EXCERPTED TEXT
========

EnsembleAnalysis

This module analyzes ensembles in terms of intermediate order. In this module, ensembles have internal variable names (identifiers).

addpdb

Input of template conformers from PDB files.

addpdb file identifier
Arguments
  • file - file name, can contain wildcards

  • identifier - module-internal identifier for the ensemble, e.g. ‘ensemble_1’

Remarks
  • use wildcard ‘*’ for part of the filename to process all conformers from a previous step in the pipeline

  • individual PDB files can contain a single model or several models; this can be freely mixed

archive

Save ensemble as a ZIP file including a file list with weights and individual PDB files of all conformers

archive output ensemble_id
Arguments
  • output - name of the output file, extension is not required

  • ensemble_id - identifier of the ensemble to be save

Remarks
  • this is the “most interoperable” way of saving a weighted ensemble

  • information generated by previous processing, such as spin labelling or domain partitioning, is lost

  • metadata that is not part of PDB specification, such as AlphaFold predicted aligned error, is lost

  • the file-list-with-weights format of the included ‘.ens’ file is human readable and easy to process by other software

  • we favour this format for deposition on Zenodo

  • the format can be reimported with the get_Zenodo keyword

  • for processing with some other software, saving to a single PDB file with the keyword save may be the better option

asphericity

Computes the ensemble averaged asphericity and plots asphericity versus radius of gyration for all conformers

asphericity input [address]
Arguments
  • input - identifier of the input ensemble

  • address - chain address or chain and residue ranges, e.g. (A)4-270, defaults to (A)

Remarks
  • output is a figure with Rg on the x axis and asphericity on the y axis

  • each conformer corresponds to one point marker, with MarkerSize corresponding to population

cluster

Reduce ensemble size by clustering.

========

MATERIAL PROVIDED
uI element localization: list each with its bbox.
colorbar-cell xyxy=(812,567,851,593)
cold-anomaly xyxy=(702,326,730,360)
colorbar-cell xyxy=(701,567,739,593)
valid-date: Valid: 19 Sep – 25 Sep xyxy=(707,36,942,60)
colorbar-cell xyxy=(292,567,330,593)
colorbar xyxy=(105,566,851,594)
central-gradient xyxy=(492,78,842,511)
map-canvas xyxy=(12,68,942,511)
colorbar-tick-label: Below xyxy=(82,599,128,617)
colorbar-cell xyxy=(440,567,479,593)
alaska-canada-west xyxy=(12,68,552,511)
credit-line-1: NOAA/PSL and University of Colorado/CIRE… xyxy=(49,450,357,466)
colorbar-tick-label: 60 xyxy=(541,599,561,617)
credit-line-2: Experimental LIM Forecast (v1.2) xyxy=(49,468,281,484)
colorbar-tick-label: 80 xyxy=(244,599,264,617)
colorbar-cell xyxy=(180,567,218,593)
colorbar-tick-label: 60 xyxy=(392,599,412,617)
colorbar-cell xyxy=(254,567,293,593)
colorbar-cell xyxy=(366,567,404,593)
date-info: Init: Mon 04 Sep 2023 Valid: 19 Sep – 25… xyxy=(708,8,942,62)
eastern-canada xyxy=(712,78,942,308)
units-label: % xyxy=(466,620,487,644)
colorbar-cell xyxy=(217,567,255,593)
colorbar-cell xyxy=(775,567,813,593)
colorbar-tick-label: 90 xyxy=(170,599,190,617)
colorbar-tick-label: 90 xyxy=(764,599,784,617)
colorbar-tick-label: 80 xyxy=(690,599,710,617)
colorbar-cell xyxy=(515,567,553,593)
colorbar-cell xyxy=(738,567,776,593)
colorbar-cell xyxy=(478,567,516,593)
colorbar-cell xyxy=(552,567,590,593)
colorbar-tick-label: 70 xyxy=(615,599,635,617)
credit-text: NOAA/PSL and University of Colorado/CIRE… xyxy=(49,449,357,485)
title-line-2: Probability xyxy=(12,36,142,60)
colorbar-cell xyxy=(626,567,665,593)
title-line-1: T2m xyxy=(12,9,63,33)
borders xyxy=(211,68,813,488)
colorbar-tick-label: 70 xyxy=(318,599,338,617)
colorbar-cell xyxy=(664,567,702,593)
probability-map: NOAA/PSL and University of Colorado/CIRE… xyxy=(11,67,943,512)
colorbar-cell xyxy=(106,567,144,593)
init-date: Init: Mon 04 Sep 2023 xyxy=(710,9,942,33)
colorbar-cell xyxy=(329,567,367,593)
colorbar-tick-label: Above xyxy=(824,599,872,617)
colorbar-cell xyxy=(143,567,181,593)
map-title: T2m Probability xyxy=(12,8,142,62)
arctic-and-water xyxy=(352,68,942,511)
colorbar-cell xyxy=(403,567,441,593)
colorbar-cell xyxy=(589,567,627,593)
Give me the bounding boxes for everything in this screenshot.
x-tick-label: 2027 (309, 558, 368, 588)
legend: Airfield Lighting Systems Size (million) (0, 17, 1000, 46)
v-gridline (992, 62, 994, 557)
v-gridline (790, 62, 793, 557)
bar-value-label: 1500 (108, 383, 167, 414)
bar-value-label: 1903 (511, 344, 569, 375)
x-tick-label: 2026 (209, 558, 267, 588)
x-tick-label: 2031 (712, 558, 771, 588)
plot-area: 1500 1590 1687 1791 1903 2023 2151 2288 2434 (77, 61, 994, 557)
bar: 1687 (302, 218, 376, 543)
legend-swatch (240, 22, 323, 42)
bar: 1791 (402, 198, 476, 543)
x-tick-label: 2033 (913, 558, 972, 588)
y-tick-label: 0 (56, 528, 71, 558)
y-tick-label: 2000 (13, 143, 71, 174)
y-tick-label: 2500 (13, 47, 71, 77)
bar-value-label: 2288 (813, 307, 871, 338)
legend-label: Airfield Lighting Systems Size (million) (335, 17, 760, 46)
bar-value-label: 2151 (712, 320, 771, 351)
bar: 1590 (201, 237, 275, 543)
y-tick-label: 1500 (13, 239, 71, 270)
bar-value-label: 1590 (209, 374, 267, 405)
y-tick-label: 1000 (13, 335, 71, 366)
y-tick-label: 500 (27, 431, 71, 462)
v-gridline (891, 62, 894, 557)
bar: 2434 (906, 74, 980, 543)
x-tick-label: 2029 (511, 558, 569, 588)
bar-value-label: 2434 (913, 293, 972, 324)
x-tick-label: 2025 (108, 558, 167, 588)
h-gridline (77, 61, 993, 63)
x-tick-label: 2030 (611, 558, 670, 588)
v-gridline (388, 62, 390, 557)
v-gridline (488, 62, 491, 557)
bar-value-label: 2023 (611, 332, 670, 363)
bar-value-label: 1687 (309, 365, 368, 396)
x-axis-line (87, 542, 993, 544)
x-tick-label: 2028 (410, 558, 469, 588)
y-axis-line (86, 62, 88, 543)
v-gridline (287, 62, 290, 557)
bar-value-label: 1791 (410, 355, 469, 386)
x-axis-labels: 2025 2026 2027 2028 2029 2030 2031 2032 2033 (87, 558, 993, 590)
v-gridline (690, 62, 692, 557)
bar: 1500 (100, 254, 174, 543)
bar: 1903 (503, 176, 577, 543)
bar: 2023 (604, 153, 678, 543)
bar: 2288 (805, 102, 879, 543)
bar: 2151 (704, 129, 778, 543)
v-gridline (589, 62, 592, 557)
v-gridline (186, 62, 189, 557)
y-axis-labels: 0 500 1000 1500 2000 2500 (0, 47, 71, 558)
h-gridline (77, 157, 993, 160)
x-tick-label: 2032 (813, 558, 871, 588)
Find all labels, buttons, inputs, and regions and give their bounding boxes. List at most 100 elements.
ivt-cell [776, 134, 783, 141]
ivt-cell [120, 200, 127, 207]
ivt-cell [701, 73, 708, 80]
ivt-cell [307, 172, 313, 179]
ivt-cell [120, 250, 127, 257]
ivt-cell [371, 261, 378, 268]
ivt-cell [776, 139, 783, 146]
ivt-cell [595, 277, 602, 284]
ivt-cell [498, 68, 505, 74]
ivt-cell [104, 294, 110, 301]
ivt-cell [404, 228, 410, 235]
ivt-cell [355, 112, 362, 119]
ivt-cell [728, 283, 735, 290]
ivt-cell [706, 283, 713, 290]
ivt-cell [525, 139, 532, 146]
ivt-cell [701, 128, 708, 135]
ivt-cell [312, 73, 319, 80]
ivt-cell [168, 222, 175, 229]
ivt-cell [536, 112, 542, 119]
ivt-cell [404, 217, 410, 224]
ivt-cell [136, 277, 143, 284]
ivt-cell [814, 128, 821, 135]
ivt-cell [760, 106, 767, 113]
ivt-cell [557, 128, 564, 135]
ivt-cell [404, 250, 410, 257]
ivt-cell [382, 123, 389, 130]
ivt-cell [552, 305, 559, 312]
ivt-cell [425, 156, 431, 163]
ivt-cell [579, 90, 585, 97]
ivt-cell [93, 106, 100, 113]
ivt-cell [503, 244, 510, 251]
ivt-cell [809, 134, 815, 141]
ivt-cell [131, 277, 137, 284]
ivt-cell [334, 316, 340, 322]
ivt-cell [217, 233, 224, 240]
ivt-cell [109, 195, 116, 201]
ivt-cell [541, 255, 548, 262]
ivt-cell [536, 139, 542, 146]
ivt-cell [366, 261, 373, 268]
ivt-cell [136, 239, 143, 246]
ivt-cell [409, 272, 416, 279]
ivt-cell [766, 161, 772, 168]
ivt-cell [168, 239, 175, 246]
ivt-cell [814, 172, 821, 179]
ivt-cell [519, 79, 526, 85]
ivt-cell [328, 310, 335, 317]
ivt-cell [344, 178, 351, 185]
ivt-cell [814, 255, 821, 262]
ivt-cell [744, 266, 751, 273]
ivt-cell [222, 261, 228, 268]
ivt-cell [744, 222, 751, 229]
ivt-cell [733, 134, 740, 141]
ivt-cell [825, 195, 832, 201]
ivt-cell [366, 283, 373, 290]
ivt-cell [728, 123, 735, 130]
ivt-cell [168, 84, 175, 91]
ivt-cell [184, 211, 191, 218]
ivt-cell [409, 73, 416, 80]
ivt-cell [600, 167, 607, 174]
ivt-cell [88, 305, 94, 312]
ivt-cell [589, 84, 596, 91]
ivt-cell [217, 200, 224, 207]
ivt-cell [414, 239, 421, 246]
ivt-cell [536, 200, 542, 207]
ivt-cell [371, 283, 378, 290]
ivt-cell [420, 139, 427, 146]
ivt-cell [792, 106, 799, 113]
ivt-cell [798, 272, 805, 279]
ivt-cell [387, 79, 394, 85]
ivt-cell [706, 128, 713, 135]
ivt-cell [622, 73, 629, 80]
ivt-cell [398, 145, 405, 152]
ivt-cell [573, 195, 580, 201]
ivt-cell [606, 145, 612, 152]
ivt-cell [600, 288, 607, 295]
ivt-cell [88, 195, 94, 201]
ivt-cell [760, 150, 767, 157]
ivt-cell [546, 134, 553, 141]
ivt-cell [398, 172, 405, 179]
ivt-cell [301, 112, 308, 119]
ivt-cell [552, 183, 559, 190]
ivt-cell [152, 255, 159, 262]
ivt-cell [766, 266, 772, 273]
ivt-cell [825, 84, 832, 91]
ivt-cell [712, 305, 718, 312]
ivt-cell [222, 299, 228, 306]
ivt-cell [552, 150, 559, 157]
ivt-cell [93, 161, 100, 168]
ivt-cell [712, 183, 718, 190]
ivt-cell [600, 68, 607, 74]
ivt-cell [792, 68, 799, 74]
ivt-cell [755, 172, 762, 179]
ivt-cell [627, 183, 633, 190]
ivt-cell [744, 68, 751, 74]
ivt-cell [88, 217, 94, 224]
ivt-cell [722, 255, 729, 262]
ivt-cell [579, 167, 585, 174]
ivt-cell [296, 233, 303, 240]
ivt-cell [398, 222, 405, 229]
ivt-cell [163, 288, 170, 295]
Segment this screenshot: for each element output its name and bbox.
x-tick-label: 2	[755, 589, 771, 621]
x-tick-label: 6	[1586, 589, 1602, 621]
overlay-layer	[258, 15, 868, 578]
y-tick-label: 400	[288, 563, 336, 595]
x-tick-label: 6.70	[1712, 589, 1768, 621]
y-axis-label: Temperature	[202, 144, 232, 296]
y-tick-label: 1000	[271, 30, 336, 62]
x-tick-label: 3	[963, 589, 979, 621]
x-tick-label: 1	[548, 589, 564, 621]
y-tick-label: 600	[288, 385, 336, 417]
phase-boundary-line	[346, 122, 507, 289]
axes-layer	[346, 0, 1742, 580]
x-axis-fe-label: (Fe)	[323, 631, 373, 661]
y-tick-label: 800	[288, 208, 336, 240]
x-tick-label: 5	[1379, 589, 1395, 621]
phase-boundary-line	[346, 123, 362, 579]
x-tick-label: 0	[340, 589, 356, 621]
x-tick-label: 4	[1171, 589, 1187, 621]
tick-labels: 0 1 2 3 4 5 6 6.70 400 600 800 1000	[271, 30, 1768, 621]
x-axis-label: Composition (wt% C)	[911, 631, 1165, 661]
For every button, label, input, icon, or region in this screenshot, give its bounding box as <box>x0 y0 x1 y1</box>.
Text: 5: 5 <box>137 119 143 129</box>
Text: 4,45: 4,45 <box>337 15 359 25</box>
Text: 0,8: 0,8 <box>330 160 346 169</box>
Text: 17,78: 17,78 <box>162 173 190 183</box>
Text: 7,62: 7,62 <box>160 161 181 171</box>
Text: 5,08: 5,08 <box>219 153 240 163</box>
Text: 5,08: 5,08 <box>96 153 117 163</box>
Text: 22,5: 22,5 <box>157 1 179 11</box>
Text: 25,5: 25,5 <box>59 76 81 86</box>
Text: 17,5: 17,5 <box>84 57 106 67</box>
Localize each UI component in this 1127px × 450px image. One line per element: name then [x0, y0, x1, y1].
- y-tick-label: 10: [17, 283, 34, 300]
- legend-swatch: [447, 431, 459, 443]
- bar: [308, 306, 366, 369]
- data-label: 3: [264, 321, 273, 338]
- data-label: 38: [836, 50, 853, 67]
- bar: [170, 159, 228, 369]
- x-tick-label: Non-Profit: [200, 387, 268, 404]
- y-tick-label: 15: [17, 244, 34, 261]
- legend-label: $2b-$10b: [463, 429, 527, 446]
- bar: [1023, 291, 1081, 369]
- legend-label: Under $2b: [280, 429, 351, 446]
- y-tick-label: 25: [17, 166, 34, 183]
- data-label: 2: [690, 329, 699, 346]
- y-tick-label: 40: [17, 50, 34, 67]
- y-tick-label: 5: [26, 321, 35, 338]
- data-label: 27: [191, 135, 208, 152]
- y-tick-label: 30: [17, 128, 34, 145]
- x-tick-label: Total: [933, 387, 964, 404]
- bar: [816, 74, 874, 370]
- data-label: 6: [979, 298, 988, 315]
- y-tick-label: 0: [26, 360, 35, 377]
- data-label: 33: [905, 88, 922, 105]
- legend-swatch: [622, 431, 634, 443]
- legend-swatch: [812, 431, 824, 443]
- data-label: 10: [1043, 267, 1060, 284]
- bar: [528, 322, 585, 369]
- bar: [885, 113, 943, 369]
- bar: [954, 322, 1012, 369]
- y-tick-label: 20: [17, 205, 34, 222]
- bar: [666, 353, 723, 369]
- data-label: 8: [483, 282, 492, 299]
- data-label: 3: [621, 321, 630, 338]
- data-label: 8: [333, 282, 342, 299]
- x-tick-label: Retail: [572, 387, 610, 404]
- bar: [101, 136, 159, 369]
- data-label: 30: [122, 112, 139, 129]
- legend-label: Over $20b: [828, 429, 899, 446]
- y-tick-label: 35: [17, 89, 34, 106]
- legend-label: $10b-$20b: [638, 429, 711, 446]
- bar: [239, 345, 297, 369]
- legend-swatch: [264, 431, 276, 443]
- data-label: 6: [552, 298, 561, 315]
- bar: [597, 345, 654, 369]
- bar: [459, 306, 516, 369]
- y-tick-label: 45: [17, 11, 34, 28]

========

SET OF TASKS
a) In the EnsembleAnalysis documentation, which keyword reimports the format saved by archive?
b) Repeat the EnsembleAnalysis documentation word for word, between "Computes the ensemble" and "defaults to (A)", inclusive.
c) Pick up the EnsembleAnalysis documentation after its last line and continue writing it.

WRITTEN ANSWERS
a) The get_Zenodo keyword.

b)
Computes the ensemble averaged asphericity and plots asphericity versus radius of gyration for all conformers

asphericity input [address]
Arguments
  • input - identifier of the input ensemble

  • address - chain address or chain and residue ranges, e.g. (A)4-270, defaults to (A)

c)
cluster input output size range
Arguments
  • input - identifier of the input ensemble

  • output - identifier of the output (reduced) ensemble

  • size - number of conformers in the reduced ensemble

  • range - chain and residue range , e.g. (A)187-320 or list of residues, e.g. (A)187,231,316

Remarks
  • ensemble Shannon entropy and width before and after size reduction are reported in the log file

  • a similarity measure is reported in the log file

compare

Comparison of two ensembles

compare ensemble_1 ensemble_2 [range [mode]]
Arguments
  • ensemble_1 - identifier of the first ensemble

  • ensemble_2 - identifier of the second ensemble

  • range - optional MMMx address that specifies only a range of a conformer for comparison, e.g. (A)187-320

  • mode - optional string mode can be ‘resolved’ to request residue-wise comparison

Remarks
  • this is a legacy keyword, better use match for comparing two ensembles

  • the algorithm works well only if both ensembles are dense (spatially overlapping conformers)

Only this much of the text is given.